**Direction**
Do not copy the pictures; transcribe all other material exactly.

**Raw data**
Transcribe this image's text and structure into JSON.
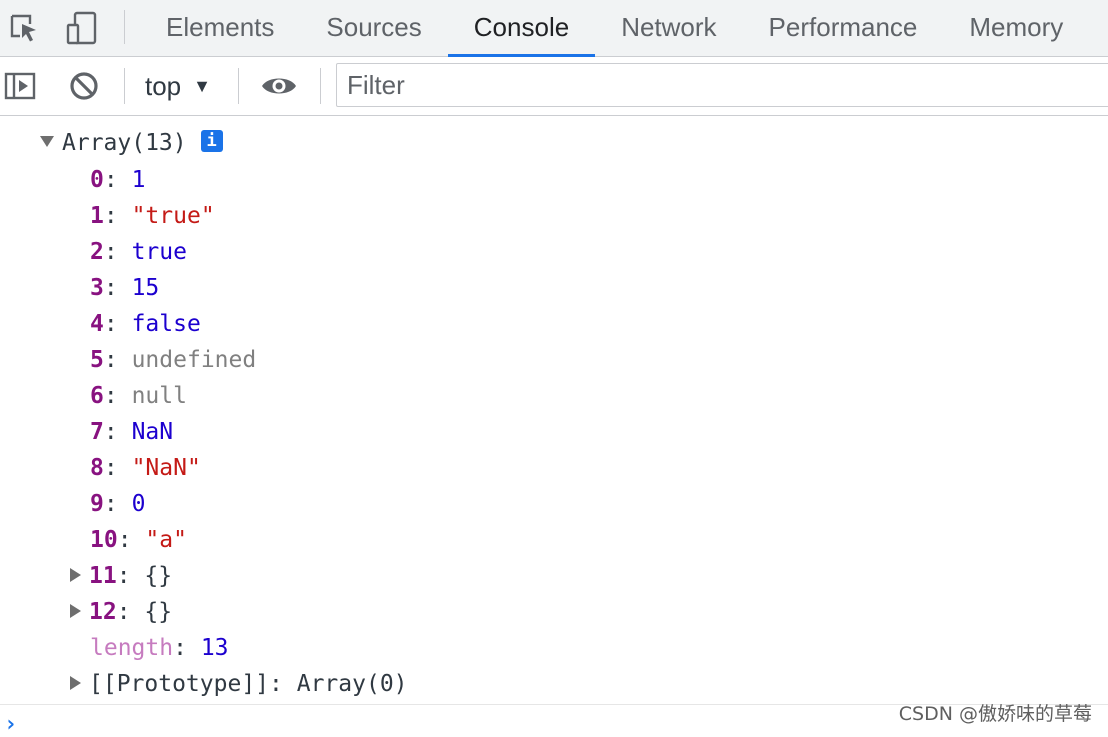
{
  "tabs": [
    {
      "label": "Elements",
      "active": false
    },
    {
      "label": "Sources",
      "active": false
    },
    {
      "label": "Console",
      "active": true
    },
    {
      "label": "Network",
      "active": false
    },
    {
      "label": "Performance",
      "active": false
    },
    {
      "label": "Memory",
      "active": false
    }
  ],
  "icons": {
    "inspect": "inspect-element-icon",
    "device": "device-toolbar-icon",
    "sidebar": "show-sidebar-icon",
    "clear": "clear-console-icon",
    "eye": "live-expression-icon",
    "info": "info-icon"
  },
  "toolbar": {
    "context_value": "top",
    "filter_placeholder": "Filter",
    "filter_value": ""
  },
  "console": {
    "header": {
      "label": "Array(13)",
      "info_glyph": "i"
    },
    "entries": [
      {
        "key": "0",
        "value": "1",
        "kind": "number"
      },
      {
        "key": "1",
        "value": "\"true\"",
        "kind": "string"
      },
      {
        "key": "2",
        "value": "true",
        "kind": "bool"
      },
      {
        "key": "3",
        "value": "15",
        "kind": "number"
      },
      {
        "key": "4",
        "value": "false",
        "kind": "bool"
      },
      {
        "key": "5",
        "value": "undefined",
        "kind": "nullish"
      },
      {
        "key": "6",
        "value": "null",
        "kind": "nullish"
      },
      {
        "key": "7",
        "value": "NaN",
        "kind": "number"
      },
      {
        "key": "8",
        "value": "\"NaN\"",
        "kind": "string"
      },
      {
        "key": "9",
        "value": "0",
        "kind": "number"
      },
      {
        "key": "10",
        "value": "\"a\"",
        "kind": "string"
      },
      {
        "key": "11",
        "value": "{}",
        "kind": "object"
      },
      {
        "key": "12",
        "value": "{}",
        "kind": "object"
      }
    ],
    "length": {
      "key": "length",
      "value": "13"
    },
    "prototype": {
      "key": "[[Prototype]]",
      "value": "Array(0)"
    },
    "colon": ":"
  },
  "watermark": "CSDN @傲娇味的草莓",
  "colors": {
    "accent": "#1a73e8",
    "key": "#881280",
    "string": "#c41a16",
    "number": "#1c00cf",
    "nullish": "#808080"
  }
}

**Answer to this task**
Transcribe this image's text and structure into JSON.
{
  "tabs": [
    {
      "label": "Elements",
      "active": false
    },
    {
      "label": "Sources",
      "active": false
    },
    {
      "label": "Console",
      "active": true
    },
    {
      "label": "Network",
      "active": false
    },
    {
      "label": "Performance",
      "active": false
    },
    {
      "label": "Memory",
      "active": false
    }
  ],
  "icons": {
    "inspect": "inspect-element-icon",
    "device": "device-toolbar-icon",
    "sidebar": "show-sidebar-icon",
    "clear": "clear-console-icon",
    "eye": "live-expression-icon",
    "info": "info-icon"
  },
  "toolbar": {
    "context_value": "top",
    "filter_placeholder": "Filter",
    "filter_value": ""
  },
  "console": {
    "header": {
      "label": "Array(13)",
      "info_glyph": "i"
    },
    "entries": [
      {
        "key": "0",
        "value": "1",
        "kind": "number"
      },
      {
        "key": "1",
        "value": "\"true\"",
        "kind": "string"
      },
      {
        "key": "2",
        "value": "true",
        "kind": "bool"
      },
      {
        "key": "3",
        "value": "15",
        "kind": "number"
      },
      {
        "key": "4",
        "value": "false",
        "kind": "bool"
      },
      {
        "key": "5",
        "value": "undefined",
        "kind": "nullish"
      },
      {
        "key": "6",
        "value": "null",
        "kind": "nullish"
      },
      {
        "key": "7",
        "value": "NaN",
        "kind": "number"
      },
      {
        "key": "8",
        "value": "\"NaN\"",
        "kind": "string"
      },
      {
        "key": "9",
        "value": "0",
        "kind": "number"
      },
      {
        "key": "10",
        "value": "\"a\"",
        "kind": "string"
      },
      {
        "key": "11",
        "value": "{}",
        "kind": "object"
      },
      {
        "key": "12",
        "value": "{}",
        "kind": "object"
      }
    ],
    "length": {
      "key": "length",
      "value": "13"
    },
    "prototype": {
      "key": "[[Prototype]]",
      "value": "Array(0)"
    },
    "colon": ":"
  },
  "watermark": "CSDN @傲娇味的草莓",
  "colors": {
    "accent": "#1a73e8",
    "key": "#881280",
    "string": "#c41a16",
    "number": "#1c00cf",
    "nullish": "#808080"
  }
}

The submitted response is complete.